Retype the data from its first line through the line containing "data-point bbox=[109, 306, 115, 312]", with every character unchanged.
----
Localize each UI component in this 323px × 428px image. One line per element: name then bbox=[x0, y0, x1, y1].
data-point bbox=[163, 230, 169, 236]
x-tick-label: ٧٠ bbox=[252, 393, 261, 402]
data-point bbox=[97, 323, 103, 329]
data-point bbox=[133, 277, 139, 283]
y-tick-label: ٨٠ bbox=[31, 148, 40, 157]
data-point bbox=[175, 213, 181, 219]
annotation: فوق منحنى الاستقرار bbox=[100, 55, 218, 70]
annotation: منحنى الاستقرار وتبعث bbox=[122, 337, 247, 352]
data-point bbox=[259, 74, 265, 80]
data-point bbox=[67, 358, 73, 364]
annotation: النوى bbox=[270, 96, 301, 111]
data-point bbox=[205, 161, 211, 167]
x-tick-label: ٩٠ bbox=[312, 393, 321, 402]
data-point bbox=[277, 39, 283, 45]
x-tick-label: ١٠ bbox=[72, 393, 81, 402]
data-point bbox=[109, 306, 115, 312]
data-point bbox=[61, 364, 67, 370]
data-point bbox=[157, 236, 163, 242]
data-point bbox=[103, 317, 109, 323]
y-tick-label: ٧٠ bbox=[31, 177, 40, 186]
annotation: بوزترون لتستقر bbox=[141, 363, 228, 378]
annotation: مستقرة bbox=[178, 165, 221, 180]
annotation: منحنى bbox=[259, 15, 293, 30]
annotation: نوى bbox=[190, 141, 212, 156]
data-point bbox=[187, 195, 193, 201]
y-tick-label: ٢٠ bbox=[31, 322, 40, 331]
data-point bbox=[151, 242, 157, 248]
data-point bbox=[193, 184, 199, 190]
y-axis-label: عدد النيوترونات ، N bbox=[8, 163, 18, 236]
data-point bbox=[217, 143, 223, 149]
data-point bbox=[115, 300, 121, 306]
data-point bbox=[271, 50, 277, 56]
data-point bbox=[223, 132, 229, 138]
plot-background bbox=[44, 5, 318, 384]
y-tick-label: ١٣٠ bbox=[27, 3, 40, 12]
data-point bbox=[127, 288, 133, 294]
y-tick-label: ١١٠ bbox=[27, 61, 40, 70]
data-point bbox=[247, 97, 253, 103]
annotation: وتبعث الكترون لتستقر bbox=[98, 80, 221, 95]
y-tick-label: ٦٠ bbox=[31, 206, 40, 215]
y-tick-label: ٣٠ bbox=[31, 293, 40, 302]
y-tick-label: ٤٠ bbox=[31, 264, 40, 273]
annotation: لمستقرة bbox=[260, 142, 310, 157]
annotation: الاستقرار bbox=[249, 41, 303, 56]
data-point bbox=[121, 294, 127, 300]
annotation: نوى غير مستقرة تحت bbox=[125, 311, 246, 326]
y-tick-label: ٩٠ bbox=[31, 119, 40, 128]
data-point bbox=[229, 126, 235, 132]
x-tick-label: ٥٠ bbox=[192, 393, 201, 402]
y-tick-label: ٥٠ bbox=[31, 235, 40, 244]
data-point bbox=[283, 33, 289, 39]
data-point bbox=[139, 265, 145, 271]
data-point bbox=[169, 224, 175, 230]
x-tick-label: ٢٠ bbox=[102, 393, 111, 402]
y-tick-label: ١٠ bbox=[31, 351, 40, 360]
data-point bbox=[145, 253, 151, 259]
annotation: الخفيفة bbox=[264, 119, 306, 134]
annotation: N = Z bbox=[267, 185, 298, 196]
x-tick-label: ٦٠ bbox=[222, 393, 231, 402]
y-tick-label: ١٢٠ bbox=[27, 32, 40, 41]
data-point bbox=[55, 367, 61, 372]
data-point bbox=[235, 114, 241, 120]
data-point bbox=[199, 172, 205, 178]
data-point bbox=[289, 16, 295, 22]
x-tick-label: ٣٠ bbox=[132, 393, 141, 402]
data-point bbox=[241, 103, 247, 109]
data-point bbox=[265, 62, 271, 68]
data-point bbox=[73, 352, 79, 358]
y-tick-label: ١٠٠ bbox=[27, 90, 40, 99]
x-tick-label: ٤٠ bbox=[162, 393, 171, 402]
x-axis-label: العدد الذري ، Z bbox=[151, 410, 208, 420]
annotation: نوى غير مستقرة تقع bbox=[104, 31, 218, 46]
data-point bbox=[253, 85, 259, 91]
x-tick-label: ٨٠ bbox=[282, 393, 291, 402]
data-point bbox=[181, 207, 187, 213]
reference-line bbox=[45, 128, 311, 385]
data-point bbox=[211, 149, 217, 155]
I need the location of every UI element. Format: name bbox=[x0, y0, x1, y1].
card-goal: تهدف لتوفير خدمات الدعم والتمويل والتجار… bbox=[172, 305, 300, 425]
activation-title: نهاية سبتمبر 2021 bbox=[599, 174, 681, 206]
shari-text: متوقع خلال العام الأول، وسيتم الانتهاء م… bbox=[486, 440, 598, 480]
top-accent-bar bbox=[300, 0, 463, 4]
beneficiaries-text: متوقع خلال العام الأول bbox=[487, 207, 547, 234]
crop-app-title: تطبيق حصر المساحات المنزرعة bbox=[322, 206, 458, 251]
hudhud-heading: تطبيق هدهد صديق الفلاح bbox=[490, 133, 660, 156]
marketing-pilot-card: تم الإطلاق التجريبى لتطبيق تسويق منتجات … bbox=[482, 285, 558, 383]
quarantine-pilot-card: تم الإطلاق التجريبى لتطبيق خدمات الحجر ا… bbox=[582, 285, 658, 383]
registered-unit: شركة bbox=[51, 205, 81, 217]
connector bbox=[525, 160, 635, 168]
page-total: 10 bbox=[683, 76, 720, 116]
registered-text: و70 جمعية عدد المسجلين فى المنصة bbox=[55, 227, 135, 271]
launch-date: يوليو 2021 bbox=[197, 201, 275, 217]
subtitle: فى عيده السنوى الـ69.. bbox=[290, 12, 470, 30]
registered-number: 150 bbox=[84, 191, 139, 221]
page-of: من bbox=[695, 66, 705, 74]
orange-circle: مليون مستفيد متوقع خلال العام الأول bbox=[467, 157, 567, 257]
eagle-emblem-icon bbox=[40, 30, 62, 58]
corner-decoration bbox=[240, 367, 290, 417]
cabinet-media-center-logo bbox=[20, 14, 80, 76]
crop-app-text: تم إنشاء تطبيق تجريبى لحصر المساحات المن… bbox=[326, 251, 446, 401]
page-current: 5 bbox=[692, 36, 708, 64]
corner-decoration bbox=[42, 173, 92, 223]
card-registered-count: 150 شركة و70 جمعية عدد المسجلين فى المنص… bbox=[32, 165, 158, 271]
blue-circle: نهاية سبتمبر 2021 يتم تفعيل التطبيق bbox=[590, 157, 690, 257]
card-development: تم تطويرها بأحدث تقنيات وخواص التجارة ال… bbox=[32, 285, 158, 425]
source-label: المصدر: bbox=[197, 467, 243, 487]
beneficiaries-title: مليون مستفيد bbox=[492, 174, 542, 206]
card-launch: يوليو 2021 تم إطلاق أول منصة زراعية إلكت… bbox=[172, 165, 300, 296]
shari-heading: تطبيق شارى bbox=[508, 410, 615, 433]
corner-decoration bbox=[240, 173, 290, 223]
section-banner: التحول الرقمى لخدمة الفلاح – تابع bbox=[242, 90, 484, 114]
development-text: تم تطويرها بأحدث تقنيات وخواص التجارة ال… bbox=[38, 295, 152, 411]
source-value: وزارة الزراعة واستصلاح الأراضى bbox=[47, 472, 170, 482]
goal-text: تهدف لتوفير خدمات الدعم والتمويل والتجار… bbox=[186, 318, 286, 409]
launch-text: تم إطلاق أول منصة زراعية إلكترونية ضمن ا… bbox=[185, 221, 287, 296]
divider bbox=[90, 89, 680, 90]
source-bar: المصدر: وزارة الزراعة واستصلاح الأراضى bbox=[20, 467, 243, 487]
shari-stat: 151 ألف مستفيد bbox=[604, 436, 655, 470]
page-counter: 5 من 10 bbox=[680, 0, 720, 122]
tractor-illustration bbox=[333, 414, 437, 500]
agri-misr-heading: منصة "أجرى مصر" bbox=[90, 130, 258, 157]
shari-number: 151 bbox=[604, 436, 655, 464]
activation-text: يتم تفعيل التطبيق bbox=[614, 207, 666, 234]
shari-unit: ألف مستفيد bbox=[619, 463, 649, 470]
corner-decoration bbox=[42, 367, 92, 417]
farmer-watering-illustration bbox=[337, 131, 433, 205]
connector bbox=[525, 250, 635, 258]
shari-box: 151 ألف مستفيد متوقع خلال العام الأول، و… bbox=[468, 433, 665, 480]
----
Result below:
Localize each UI component in this 323px × 428px image. One line per element: name then bbox=[x0, y0, x1, y1].
data-point bbox=[163, 230, 169, 236]
x-tick-label: ٧٠ bbox=[252, 393, 261, 402]
data-point bbox=[97, 323, 103, 329]
data-point bbox=[133, 277, 139, 283]
y-tick-label: ٨٠ bbox=[31, 148, 40, 157]
data-point bbox=[175, 213, 181, 219]
annotation: فوق منحنى الاستقرار bbox=[100, 55, 218, 70]
annotation: منحنى الاستقرار وتبعث bbox=[122, 337, 247, 352]
data-point bbox=[259, 74, 265, 80]
data-point bbox=[67, 358, 73, 364]
annotation: النوى bbox=[270, 96, 301, 111]
data-point bbox=[205, 161, 211, 167]
x-tick-label: ٩٠ bbox=[312, 393, 321, 402]
data-point bbox=[277, 39, 283, 45]
x-tick-label: ١٠ bbox=[72, 393, 81, 402]
data-point bbox=[109, 306, 115, 312]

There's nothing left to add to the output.